Problem to solve ->
Skip the pictures. Reproduce all other material exactly.

Source material ->
— Begin —

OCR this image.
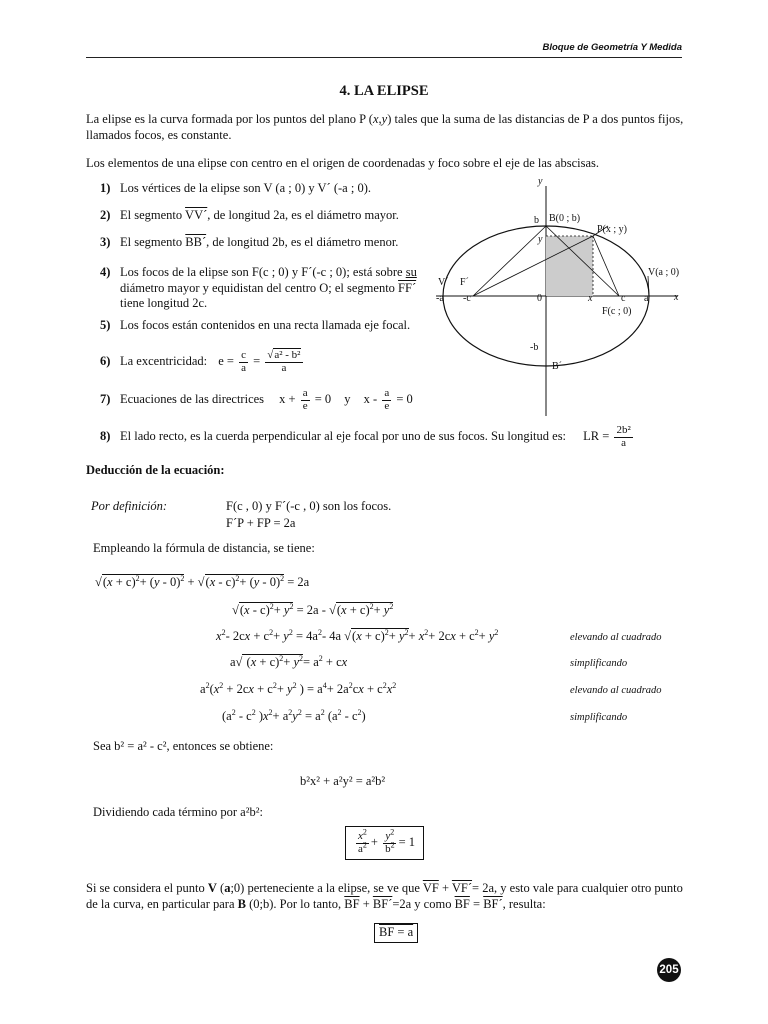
Bloque de Geometría Y Medida
4. LA ELIPSE
La elipse es la curva formada por los puntos del plano P (x,y) tales que la suma de las distancias de P a dos puntos fijos, llamados focos, es constante.
Los elementos de una elipse con centro en el origen de coordenadas y foco sobre el eje de las abscisas.
1) Los vértices de la elipse son V (a ; 0) y V´ (-a ; 0).
2) El segmento VV´, de longitud 2a, es el diámetro mayor.
3) El segmento BB´, de longitud 2b, es el diámetro menor.
4) Los focos de la elipse son F(c ; 0) y F´(-c ; 0); está sobre su diámetro mayor y equidistan del centro O; el segmento FF´ tiene longitud 2c.
5) Los focos están contenidos en una recta llamada eje focal.
6) La excentricidad: $e = \frac{c}{a} = \frac{\text{√a² - b²}}{a}$
7) Ecuaciones de las directrices $x + \frac{a}{e} = 0$ y $x - \frac{a}{e} = 0$
8) El lado recto, es la cuerda perpendicular al eje focal por uno de sus focos. Su longitud es: LR = $\frac{\text{2b²}}{a}$
y
x
b B(0 ; b)
P(x ; y)
y
V(a ; 0)
V´ F´
-a -c	0	x	c a
F(c ; 0)
-b
B´
Deducción de la ecuación:
Por definición:	F(c , 0) y F´(-c , 0) son los focos.
F´P + FP = 2a
Empleando la fórmula de distancia, se tiene:
$√(x + c)^2+ (y - 0)^2 + √(x - c)^2+ (y - 0)^2 = 2a$
$√(x - c)^2+ y^2 = 2a - √(x + c)^2+ y^2$
$x^2-$ $2cx + c^2+ y^2 = 4a^2-$ 4a $√(x + c)^2+ y^2+ x^2+ 2cx + c^2+ y^2$	elevando al cuadrado
a√ $(x + c)^2+ y^2= a^2$ + cx	simplificando
$a^2(x^2 + 2cx + c^2+ y^2$ ) = $a^4+ 2a^2cx + c^2x^2$	elevando al cuadrado
($a^2 - c^2$ )$x^2+ a^2y^2 = a^2$ $(a^2 - c^2)$	simplificando
Sea b² = a² - c², entonces se obtiene:
b²x² + a²y² = a²b²
Dividiendo cada término por a²b²:
$\frac{x^2}{a^2} + \frac{y^2}{b^2} = 1$
Si se considera el punto V (a;0) perteneciente a la elipse, se ve que $\overline{VF}$ + VF´= 2a, y esto vale para cualquier otro punto de la curva, en particular para B (0;b). Por lo tanto, $\overline{BF}$ + BF´=2a y como $\overline{BF}$ = BF´, resulta:
BF = a
205
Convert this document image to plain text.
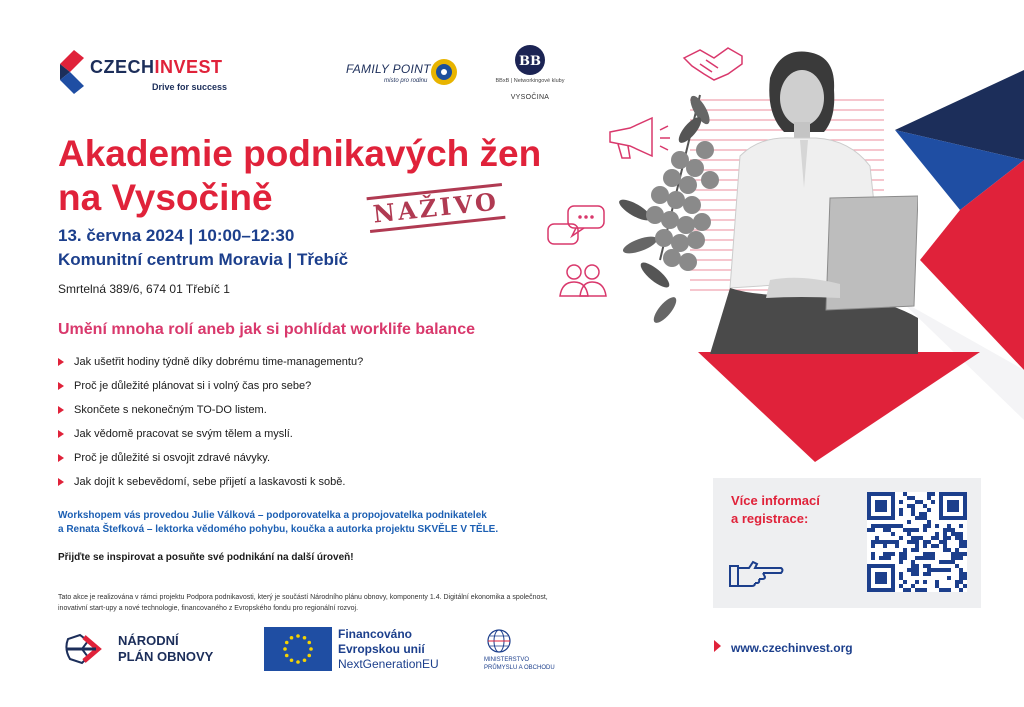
CZECHINVEST
Drive for success
FAMILY POINT
místo pro rodinu
BB
BBxB | Networkingové kluby
VYSOČINA
Akademie podnikavých žen
na Vysočině	NAŽIVO
13. června 2024 | 10:00–12:30
Komunitní centrum Moravia | Třebíč
Smrtelná 389/6, 674 01 Třebíč 1
Umění mnoha rolí aneb jak si pohlídat worklife balance
Jak ušetřit hodiny týdně díky dobrému time-managementu?
Proč je důležité plánovat si i volný čas pro sebe?
Skončete s nekonečným TO-DO listem.
Jak vědomě pracovat se svým tělem a myslí.
Proč je důležité si osvojit zdravé návyky.
Jak dojít k sebevědomí, sebe přijetí a laskavosti k sobě.
Workshopem vás provedou Julie Válková – podporovatelka a propojovatelka podnikatelek
a Renata Štefková – lektorka vědomého pohybu, koučka a autorka projektu SKVĚLE V TĚLE.
Přijďte se inspirovat a posuňte své podnikání na další úroveň!
Tato akce je realizována v rámci projektu Podpora podnikavosti, který je součástí Národního plánu obnovy, komponenty 1.4. Digitální ekonomika a společnost,
inovativní start-upy a nové technologie, financovaného z Evropského fondu pro regionální rozvoj.
Více informací
a registrace:
NÁRODNÍ
PLÁN OBNOVY
Financováno
Evropskou unií
NextGenerationEU	MINISTERSTVO
PRŮMYSLU A OBCHODU
www.czechinvest.org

— End —

Expected output ->
OCR this image.
Bloque de Geometría Y Medida
4. LA ELIPSE
La elipse es la curva formada por los puntos del plano P (x,y) tales que la suma de las distancias de P a dos puntos fijos, llamados focos, es constante.
Los elementos de una elipse con centro en el origen de coordenadas y foco sobre el eje de las abscisas.
1) Los vértices de la elipse son V (a ; 0) y V´ (-a ; 0).
2) El segmento VV´, de longitud 2a, es el diámetro mayor.
3) El segmento BB´, de longitud 2b, es el diámetro menor.
4) Los focos de la elipse son F(c ; 0) y F´(-c ; 0); está sobre su diámetro mayor y equidistan del centro O; el segmento FF´ tiene longitud 2c.
5) Los focos están contenidos en una recta llamada eje focal.
6) La excentricidad: $e = \frac{c}{a} = \frac{\text{√a² - b²}}{a}$
7) Ecuaciones de las directrices $x + \frac{a}{e} = 0$ y $x - \frac{a}{e} = 0$
8) El lado recto, es la cuerda perpendicular al eje focal por uno de sus focos. Su longitud es: LR = $\frac{\text{2b²}}{a}$
y
x
b B(0 ; b)
P(x ; y)
y
V(a ; 0)
V´ F´
-a -c	0	x	c a
F(c ; 0)
-b
B´
Deducción de la ecuación:
Por definición:	F(c , 0) y F´(-c , 0) son los focos.
F´P + FP = 2a
Empleando la fórmula de distancia, se tiene:
$√(x + c)^2+ (y - 0)^2 + √(x - c)^2+ (y - 0)^2 = 2a$
$√(x - c)^2+ y^2 = 2a - √(x + c)^2+ y^2$
$x^2-$ $2cx + c^2+ y^2 = 4a^2-$ 4a $√(x + c)^2+ y^2+ x^2+ 2cx + c^2+ y^2$	elevando al cuadrado
a√ $(x + c)^2+ y^2= a^2$ + cx	simplificando
$a^2(x^2 + 2cx + c^2+ y^2$ ) = $a^4+ 2a^2cx + c^2x^2$	elevando al cuadrado
($a^2 - c^2$ )$x^2+ a^2y^2 = a^2$ $(a^2 - c^2)$	simplificando
Sea b² = a² - c², entonces se obtiene:
b²x² + a²y² = a²b²
Dividiendo cada término por a²b²:
$\frac{x^2}{a^2} + \frac{y^2}{b^2} = 1$
Si se considera el punto V (a;0) perteneciente a la elipse, se ve que $\overline{VF}$ + VF´= 2a, y esto vale para cualquier otro punto de la curva, en particular para B (0;b). Por lo tanto, $\overline{BF}$ + BF´=2a y como $\overline{BF}$ = BF´, resulta:
BF = a
205
Convert this document image to plain text.
CZECHINVEST
Drive for success
FAMILY POINT
místo pro rodinu
BB
BBxB | Networkingové kluby
VYSOČINA
Akademie podnikavých žen
na Vysočině	NAŽIVO
13. června 2024 | 10:00–12:30
Komunitní centrum Moravia | Třebíč
Smrtelná 389/6, 674 01 Třebíč 1
Umění mnoha rolí aneb jak si pohlídat worklife balance
Jak ušetřit hodiny týdně díky dobrému time-managementu?
Proč je důležité plánovat si i volný čas pro sebe?
Skončete s nekonečným TO-DO listem.
Jak vědomě pracovat se svým tělem a myslí.
Proč je důležité si osvojit zdravé návyky.
Jak dojít k sebevědomí, sebe přijetí a laskavosti k sobě.
Workshopem vás provedou Julie Válková – podporovatelka a propojovatelka podnikatelek
a Renata Štefková – lektorka vědomého pohybu, koučka a autorka projektu SKVĚLE V TĚLE.
Přijďte se inspirovat a posuňte své podnikání na další úroveň!
Tato akce je realizována v rámci projektu Podpora podnikavosti, který je součástí Národního plánu obnovy, komponenty 1.4. Digitální ekonomika a společnost,
inovativní start-upy a nové technologie, financovaného z Evropského fondu pro regionální rozvoj.
Více informací
a registrace:
NÁRODNÍ
PLÁN OBNOVY
Financováno
Evropskou unií
NextGenerationEU	MINISTERSTVO
PRŮMYSLU A OBCHODU
www.czechinvest.org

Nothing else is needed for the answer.